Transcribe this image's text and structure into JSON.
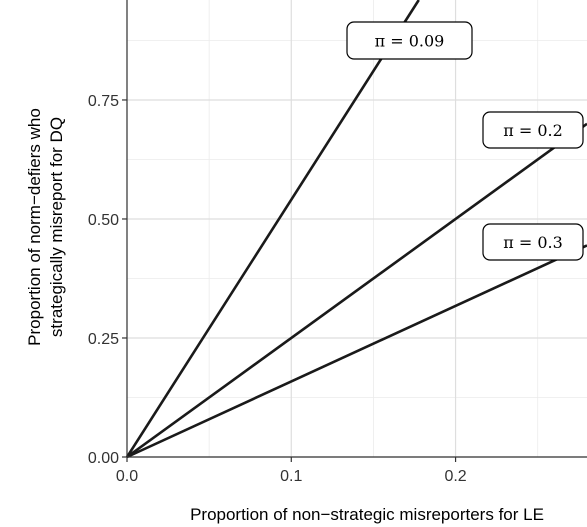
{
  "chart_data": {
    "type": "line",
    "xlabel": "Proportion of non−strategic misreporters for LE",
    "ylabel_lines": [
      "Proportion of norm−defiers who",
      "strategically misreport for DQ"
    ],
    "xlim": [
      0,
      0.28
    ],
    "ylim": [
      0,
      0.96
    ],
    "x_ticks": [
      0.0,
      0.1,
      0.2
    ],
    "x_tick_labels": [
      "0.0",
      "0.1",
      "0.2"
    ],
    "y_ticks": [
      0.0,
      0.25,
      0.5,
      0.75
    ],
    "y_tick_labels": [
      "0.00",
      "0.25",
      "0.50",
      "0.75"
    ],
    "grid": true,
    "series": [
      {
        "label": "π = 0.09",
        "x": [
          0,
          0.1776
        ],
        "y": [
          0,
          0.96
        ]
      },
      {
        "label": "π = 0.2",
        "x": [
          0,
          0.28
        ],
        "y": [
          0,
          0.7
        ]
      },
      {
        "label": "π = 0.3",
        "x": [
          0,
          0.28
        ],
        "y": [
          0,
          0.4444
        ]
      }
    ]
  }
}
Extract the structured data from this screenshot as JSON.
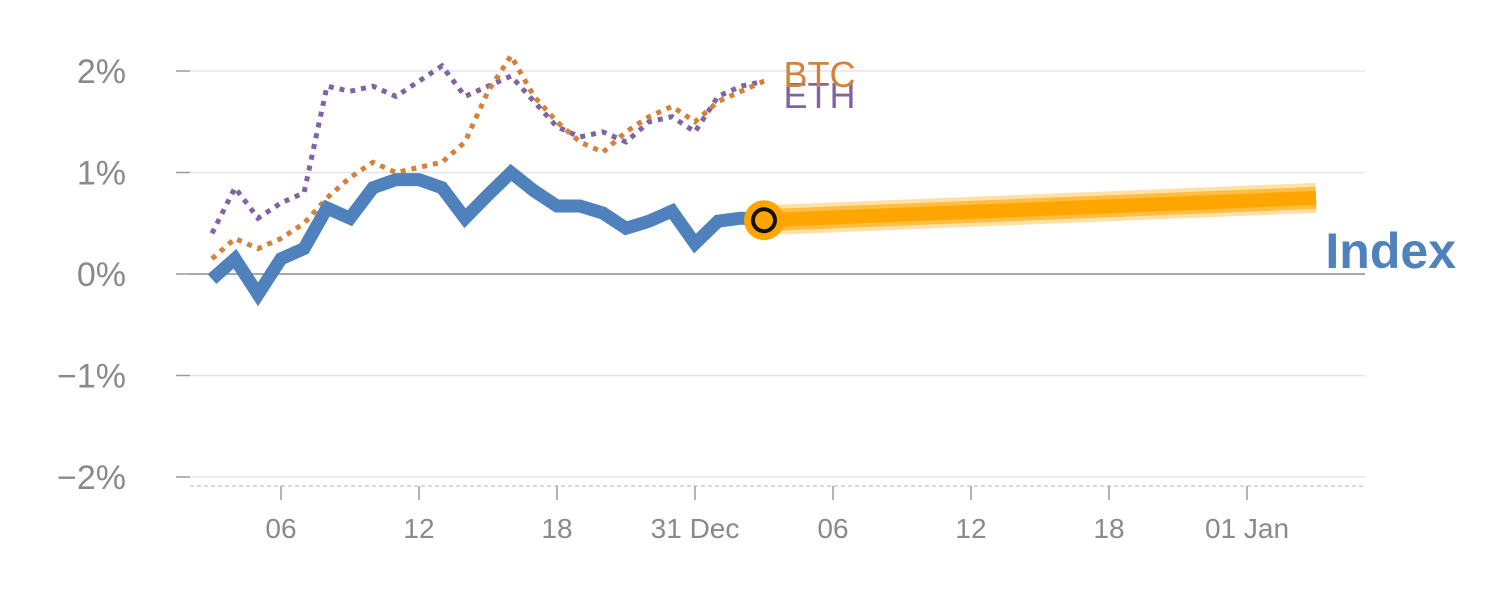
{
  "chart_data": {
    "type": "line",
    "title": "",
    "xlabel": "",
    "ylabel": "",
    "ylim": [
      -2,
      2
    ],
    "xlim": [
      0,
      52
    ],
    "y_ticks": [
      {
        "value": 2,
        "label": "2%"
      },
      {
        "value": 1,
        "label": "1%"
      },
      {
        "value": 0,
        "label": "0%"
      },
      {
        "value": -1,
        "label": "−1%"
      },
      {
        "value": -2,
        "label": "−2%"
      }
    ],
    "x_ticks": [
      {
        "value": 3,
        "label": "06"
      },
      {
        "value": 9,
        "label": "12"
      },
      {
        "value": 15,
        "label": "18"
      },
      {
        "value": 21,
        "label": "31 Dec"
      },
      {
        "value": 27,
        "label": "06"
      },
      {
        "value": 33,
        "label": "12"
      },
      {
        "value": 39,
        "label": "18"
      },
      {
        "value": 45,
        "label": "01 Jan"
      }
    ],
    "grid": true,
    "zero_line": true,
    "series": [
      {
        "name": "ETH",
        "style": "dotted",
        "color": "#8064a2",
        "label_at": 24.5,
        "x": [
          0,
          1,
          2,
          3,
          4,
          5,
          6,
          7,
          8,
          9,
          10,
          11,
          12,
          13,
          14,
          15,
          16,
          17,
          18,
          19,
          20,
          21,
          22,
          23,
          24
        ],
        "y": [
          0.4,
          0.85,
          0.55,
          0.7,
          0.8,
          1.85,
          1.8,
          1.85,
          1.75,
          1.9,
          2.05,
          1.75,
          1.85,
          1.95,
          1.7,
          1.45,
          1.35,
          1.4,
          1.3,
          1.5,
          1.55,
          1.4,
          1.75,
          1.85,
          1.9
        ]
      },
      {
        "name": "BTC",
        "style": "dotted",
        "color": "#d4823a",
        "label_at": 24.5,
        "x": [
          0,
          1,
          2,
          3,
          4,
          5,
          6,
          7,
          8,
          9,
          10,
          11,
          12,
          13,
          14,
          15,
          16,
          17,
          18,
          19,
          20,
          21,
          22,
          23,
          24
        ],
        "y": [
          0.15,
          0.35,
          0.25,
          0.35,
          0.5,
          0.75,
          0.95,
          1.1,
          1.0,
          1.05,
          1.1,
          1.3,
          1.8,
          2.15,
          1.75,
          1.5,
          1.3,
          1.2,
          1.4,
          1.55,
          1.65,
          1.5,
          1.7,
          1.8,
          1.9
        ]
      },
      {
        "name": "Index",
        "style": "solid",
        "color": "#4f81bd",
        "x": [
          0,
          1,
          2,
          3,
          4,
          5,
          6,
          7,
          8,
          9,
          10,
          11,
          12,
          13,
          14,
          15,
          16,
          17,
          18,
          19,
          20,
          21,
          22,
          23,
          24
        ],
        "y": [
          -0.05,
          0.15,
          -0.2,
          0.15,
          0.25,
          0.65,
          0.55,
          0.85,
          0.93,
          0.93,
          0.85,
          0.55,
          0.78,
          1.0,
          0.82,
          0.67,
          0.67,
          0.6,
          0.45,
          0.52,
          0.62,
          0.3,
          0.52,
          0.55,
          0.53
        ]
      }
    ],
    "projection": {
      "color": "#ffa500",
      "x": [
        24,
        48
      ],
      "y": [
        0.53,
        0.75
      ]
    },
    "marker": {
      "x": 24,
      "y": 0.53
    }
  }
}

^^^^^^^^

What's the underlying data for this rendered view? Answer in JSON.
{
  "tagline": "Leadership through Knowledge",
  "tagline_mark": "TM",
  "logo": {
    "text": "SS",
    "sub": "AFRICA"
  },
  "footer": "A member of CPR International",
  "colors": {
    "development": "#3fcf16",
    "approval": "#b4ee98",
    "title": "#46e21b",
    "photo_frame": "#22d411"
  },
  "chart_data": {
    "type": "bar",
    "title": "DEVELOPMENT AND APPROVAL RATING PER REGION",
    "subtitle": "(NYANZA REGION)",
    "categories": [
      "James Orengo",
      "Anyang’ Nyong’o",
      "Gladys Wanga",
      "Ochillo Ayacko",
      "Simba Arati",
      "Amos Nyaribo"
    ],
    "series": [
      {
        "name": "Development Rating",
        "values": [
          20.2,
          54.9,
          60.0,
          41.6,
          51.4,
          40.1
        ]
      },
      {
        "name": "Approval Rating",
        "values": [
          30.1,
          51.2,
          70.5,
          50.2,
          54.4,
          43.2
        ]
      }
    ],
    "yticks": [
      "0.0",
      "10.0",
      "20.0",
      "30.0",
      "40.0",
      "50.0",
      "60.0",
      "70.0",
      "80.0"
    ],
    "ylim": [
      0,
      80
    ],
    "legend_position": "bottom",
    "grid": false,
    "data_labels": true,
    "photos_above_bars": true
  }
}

^^^^^^^^

What you will do: Examine the entries and report how many of their lines contain the string "JSON", giving no more than the number.

Complete response: 3